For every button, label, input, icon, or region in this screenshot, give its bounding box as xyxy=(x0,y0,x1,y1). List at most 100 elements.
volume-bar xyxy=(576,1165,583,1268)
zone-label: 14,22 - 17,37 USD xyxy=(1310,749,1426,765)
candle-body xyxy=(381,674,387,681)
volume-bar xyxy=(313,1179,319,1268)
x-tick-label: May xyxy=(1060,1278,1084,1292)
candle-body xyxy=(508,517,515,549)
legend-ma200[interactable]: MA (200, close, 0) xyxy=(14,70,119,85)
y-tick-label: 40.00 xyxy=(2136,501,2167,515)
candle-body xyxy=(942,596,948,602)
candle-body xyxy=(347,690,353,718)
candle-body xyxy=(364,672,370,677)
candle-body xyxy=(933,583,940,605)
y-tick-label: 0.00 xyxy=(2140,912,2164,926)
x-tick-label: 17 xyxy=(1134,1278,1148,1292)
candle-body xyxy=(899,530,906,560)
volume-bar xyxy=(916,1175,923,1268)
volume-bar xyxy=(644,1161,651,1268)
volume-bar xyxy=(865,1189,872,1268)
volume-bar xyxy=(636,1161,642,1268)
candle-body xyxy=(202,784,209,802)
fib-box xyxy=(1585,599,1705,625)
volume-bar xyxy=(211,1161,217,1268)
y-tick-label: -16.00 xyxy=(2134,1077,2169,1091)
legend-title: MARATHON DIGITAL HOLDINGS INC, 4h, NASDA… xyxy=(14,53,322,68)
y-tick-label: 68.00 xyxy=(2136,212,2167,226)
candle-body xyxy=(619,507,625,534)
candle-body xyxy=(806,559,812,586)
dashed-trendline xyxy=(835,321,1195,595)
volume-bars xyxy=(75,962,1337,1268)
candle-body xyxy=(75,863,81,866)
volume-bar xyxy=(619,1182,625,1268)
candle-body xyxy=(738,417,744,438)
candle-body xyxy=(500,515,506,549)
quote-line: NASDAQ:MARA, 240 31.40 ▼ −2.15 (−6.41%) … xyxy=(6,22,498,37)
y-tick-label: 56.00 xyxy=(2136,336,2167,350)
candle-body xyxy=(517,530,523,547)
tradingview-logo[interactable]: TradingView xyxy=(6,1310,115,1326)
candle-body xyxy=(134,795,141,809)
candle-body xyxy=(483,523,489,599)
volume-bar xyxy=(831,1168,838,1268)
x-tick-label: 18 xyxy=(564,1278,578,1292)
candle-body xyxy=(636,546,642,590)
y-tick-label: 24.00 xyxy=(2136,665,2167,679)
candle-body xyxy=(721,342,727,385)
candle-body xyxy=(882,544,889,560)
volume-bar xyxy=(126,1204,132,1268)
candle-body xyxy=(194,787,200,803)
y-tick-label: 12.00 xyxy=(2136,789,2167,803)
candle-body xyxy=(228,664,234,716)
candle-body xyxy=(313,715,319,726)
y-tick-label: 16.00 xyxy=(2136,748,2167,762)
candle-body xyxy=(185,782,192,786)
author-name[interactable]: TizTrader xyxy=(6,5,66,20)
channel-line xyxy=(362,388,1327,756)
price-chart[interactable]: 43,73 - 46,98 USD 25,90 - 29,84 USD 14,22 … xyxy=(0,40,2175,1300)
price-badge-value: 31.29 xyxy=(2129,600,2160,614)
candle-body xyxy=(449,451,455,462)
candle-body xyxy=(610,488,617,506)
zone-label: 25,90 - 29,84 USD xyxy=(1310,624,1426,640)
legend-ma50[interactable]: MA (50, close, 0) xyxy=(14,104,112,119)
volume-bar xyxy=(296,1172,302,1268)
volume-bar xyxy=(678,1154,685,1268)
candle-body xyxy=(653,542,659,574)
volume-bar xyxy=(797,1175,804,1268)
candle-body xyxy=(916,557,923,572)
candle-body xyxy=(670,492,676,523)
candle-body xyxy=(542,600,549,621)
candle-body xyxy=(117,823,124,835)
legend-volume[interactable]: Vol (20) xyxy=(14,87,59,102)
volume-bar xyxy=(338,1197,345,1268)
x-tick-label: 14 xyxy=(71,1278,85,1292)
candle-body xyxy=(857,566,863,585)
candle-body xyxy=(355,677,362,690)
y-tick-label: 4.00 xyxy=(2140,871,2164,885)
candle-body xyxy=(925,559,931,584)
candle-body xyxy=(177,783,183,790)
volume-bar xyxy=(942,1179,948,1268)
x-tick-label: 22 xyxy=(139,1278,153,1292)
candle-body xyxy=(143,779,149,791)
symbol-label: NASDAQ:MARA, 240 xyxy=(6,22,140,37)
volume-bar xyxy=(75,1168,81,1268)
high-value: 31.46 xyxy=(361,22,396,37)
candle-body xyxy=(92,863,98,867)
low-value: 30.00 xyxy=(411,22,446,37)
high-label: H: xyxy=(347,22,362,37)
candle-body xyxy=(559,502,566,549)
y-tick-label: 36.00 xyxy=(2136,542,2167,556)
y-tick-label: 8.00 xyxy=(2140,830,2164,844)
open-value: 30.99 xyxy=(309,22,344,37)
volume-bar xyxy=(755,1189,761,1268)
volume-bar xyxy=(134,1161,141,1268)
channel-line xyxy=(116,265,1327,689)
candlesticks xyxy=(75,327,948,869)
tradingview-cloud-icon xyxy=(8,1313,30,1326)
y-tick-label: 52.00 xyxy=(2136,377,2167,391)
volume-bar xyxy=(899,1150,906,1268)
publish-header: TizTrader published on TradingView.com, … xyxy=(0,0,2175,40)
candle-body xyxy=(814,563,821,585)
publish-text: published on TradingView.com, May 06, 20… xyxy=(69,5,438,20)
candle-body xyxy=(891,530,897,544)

◆ ◆ ◆

_WHAT TO WORK ON_:
Count the lines in the records above that contain the string "TizTrader", matching case exactly. Reply with the number alone.

_SOLUTION BELOW_:
2